--- START OF Data for the task ---

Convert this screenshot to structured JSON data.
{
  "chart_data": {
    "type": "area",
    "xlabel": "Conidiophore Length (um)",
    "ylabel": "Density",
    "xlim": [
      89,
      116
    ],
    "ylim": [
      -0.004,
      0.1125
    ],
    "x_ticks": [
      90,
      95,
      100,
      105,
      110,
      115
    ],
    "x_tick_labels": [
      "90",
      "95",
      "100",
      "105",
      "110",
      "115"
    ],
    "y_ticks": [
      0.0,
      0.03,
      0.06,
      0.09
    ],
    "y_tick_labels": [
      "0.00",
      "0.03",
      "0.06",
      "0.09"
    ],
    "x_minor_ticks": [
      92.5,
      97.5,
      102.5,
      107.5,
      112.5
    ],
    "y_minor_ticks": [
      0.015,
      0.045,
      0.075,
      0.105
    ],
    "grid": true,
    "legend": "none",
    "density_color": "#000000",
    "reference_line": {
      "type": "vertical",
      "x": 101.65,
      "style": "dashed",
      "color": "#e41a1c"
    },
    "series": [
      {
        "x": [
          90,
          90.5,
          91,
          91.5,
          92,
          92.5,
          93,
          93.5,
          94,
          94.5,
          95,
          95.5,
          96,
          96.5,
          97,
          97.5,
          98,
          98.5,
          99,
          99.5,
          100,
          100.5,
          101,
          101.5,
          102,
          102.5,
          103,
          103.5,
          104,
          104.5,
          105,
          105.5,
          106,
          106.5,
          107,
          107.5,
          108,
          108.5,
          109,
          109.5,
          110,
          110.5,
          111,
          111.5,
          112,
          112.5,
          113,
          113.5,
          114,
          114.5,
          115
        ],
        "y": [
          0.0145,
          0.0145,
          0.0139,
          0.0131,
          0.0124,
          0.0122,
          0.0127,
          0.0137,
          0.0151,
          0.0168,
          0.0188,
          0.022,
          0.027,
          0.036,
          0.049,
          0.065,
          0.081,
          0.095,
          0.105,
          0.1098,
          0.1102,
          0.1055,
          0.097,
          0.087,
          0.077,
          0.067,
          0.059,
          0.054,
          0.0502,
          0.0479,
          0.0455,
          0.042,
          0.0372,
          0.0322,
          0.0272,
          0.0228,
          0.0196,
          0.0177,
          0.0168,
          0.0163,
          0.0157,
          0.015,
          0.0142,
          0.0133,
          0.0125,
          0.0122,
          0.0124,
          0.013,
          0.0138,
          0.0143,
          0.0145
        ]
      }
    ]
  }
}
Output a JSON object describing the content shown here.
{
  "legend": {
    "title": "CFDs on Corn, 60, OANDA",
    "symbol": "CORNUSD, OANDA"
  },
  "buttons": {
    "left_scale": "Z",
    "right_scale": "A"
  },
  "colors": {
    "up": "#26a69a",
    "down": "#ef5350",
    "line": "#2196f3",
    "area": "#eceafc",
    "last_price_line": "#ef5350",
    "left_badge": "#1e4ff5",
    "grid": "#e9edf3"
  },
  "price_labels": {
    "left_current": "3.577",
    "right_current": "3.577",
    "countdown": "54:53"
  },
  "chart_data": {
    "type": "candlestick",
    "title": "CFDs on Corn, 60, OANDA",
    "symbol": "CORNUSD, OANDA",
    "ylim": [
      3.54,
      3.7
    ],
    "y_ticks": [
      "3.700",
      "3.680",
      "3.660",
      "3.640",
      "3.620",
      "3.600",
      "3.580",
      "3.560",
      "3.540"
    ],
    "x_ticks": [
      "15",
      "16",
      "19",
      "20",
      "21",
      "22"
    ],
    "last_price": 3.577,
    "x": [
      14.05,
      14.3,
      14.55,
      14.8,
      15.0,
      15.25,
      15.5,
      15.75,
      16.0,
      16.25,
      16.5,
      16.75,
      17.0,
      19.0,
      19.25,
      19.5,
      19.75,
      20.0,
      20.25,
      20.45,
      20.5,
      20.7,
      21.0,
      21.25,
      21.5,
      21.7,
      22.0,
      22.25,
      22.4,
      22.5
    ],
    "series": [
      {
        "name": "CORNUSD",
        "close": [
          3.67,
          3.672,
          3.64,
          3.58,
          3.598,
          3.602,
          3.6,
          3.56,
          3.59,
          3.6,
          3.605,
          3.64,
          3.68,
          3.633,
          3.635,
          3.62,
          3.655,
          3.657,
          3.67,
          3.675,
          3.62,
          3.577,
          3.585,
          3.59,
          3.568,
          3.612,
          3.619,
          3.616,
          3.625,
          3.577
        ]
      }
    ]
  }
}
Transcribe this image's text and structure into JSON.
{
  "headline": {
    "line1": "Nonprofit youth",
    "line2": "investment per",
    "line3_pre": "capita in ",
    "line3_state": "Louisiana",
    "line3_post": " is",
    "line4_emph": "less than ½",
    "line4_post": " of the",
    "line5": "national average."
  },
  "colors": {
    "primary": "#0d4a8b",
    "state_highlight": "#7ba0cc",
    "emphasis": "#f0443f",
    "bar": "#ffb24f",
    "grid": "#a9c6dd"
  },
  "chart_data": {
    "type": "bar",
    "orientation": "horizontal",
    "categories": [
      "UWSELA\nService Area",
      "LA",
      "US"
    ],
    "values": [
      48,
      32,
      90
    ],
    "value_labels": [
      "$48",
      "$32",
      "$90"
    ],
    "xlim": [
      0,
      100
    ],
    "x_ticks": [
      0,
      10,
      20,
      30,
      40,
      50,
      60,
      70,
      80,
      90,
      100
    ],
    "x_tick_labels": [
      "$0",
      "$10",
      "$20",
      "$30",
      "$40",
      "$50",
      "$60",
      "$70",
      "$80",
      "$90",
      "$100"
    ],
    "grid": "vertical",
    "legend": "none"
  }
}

--- END OF Data for the task ---

Copy every line from the entries that contains the word "grid".

    "grid": true,
    "grid": "#e9edf3"
    "grid": "#a9c6dd"
    "grid": "vertical",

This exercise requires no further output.